━━━━━ LISTING

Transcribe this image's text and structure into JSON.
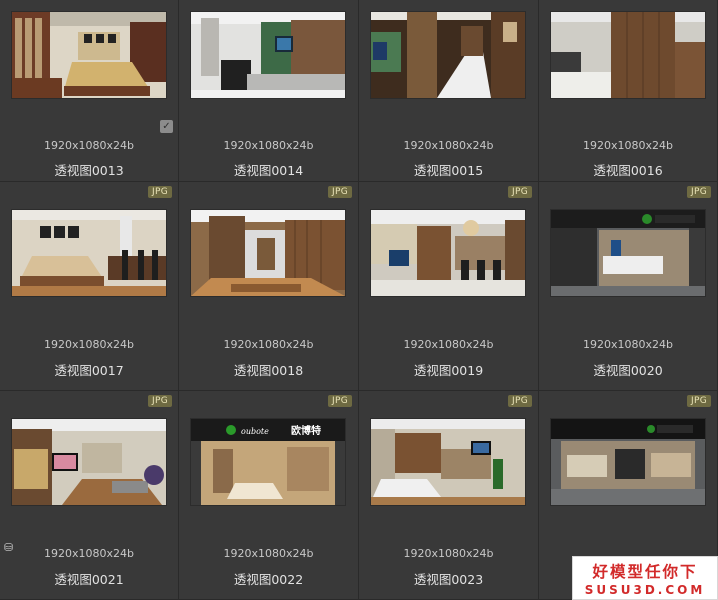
{
  "app": {
    "accent_badge": "#6e6a42",
    "check_icon": "check-icon",
    "db_icon": "database-icon"
  },
  "items": [
    {
      "name": "透视图0013",
      "info": "1920x1080x24b",
      "badge": "",
      "checked": true,
      "db": false,
      "scene": "bedroom"
    },
    {
      "name": "透视图0014",
      "info": "1920x1080x24b",
      "badge": "",
      "checked": false,
      "db": false,
      "scene": "living"
    },
    {
      "name": "透视图0015",
      "info": "1920x1080x24b",
      "badge": "",
      "checked": false,
      "db": false,
      "scene": "corridor"
    },
    {
      "name": "透视图0016",
      "info": "1920x1080x24b",
      "badge": "",
      "checked": false,
      "db": false,
      "scene": "cabinet"
    },
    {
      "name": "透视图0017",
      "info": "1920x1080x24b",
      "badge": "JPG",
      "checked": false,
      "db": false,
      "scene": "bedroom2"
    },
    {
      "name": "透视图0018",
      "info": "1920x1080x24b",
      "badge": "JPG",
      "checked": false,
      "db": false,
      "scene": "corridor2"
    },
    {
      "name": "透视图0019",
      "info": "1920x1080x24b",
      "badge": "JPG",
      "checked": false,
      "db": false,
      "scene": "dining"
    },
    {
      "name": "透视图0020",
      "info": "1920x1080x24b",
      "badge": "JPG",
      "checked": false,
      "db": false,
      "scene": "shopfront"
    },
    {
      "name": "透视图0021",
      "info": "1920x1080x24b",
      "badge": "JPG",
      "checked": false,
      "db": true,
      "scene": "lounge"
    },
    {
      "name": "透视图0022",
      "info": "1920x1080x24b",
      "badge": "JPG",
      "checked": false,
      "db": false,
      "scene": "store"
    },
    {
      "name": "透视图0023",
      "info": "1920x1080x24b",
      "badge": "JPG",
      "checked": false,
      "db": false,
      "scene": "bedroom3"
    },
    {
      "name": "",
      "info": "",
      "badge": "JPG",
      "checked": false,
      "db": false,
      "scene": "store2"
    }
  ],
  "store_sign": {
    "script": "oubote",
    "brand": "欧博特"
  },
  "watermark": {
    "line1": "好模型任你下",
    "line2": "SUSU3D.COM"
  }
}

━━━━━━━━━━

GIVEN PROBLEM:
Repeat the material above in full and unchanged, minus its images.

ANSWER TO THIS EXERCISE:
Transcribe this image's text and structure into JSON.
{
  "app": {
    "accent_badge": "#6e6a42",
    "check_icon": "check-icon",
    "db_icon": "database-icon"
  },
  "items": [
    {
      "name": "透视图0013",
      "info": "1920x1080x24b",
      "badge": "",
      "checked": true,
      "db": false,
      "scene": "bedroom"
    },
    {
      "name": "透视图0014",
      "info": "1920x1080x24b",
      "badge": "",
      "checked": false,
      "db": false,
      "scene": "living"
    },
    {
      "name": "透视图0015",
      "info": "1920x1080x24b",
      "badge": "",
      "checked": false,
      "db": false,
      "scene": "corridor"
    },
    {
      "name": "透视图0016",
      "info": "1920x1080x24b",
      "badge": "",
      "checked": false,
      "db": false,
      "scene": "cabinet"
    },
    {
      "name": "透视图0017",
      "info": "1920x1080x24b",
      "badge": "JPG",
      "checked": false,
      "db": false,
      "scene": "bedroom2"
    },
    {
      "name": "透视图0018",
      "info": "1920x1080x24b",
      "badge": "JPG",
      "checked": false,
      "db": false,
      "scene": "corridor2"
    },
    {
      "name": "透视图0019",
      "info": "1920x1080x24b",
      "badge": "JPG",
      "checked": false,
      "db": false,
      "scene": "dining"
    },
    {
      "name": "透视图0020",
      "info": "1920x1080x24b",
      "badge": "JPG",
      "checked": false,
      "db": false,
      "scene": "shopfront"
    },
    {
      "name": "透视图0021",
      "info": "1920x1080x24b",
      "badge": "JPG",
      "checked": false,
      "db": true,
      "scene": "lounge"
    },
    {
      "name": "透视图0022",
      "info": "1920x1080x24b",
      "badge": "JPG",
      "checked": false,
      "db": false,
      "scene": "store"
    },
    {
      "name": "透视图0023",
      "info": "1920x1080x24b",
      "badge": "JPG",
      "checked": false,
      "db": false,
      "scene": "bedroom3"
    },
    {
      "name": "",
      "info": "",
      "badge": "JPG",
      "checked": false,
      "db": false,
      "scene": "store2"
    }
  ],
  "store_sign": {
    "script": "oubote",
    "brand": "欧博特"
  },
  "watermark": {
    "line1": "好模型任你下",
    "line2": "SUSU3D.COM"
  }
}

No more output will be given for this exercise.